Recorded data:

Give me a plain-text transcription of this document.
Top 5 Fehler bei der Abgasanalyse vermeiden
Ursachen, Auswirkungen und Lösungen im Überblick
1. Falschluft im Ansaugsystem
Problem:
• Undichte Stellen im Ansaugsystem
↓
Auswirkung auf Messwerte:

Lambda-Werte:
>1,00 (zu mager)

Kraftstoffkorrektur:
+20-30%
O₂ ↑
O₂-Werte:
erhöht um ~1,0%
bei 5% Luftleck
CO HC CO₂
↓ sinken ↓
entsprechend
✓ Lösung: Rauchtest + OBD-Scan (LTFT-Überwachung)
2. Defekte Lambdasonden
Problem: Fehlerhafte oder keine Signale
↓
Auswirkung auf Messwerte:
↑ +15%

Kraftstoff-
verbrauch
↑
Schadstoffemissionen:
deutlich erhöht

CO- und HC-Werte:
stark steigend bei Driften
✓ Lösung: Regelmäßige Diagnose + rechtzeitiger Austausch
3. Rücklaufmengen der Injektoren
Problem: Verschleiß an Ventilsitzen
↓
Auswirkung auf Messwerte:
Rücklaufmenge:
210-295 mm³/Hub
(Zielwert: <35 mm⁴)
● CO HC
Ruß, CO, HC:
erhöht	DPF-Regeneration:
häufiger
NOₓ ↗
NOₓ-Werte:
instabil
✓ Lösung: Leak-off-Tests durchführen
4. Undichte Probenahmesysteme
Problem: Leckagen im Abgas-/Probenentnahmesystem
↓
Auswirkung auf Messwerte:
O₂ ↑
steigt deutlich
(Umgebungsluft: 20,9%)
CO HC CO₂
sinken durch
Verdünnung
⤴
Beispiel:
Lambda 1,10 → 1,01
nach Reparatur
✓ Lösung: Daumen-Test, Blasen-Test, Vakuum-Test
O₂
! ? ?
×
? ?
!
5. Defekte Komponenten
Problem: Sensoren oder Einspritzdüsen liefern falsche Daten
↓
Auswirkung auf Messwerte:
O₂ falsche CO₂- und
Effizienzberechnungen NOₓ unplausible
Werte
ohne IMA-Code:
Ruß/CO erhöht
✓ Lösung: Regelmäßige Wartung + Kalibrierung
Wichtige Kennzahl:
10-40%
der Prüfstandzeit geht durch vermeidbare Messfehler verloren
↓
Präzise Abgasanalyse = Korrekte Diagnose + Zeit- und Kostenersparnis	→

■ What is asked:
Which lines hold the string "Problem"? List them all.

■ Reply:
Problem:
Problem: Fehlerhafte oder keine Signale
Problem: Verschleiß an Ventilsitzen
Problem: Leckagen im Abgas-/Probenentnahmesystem
Problem: Sensoren oder Einspritzdüsen liefern falsche Daten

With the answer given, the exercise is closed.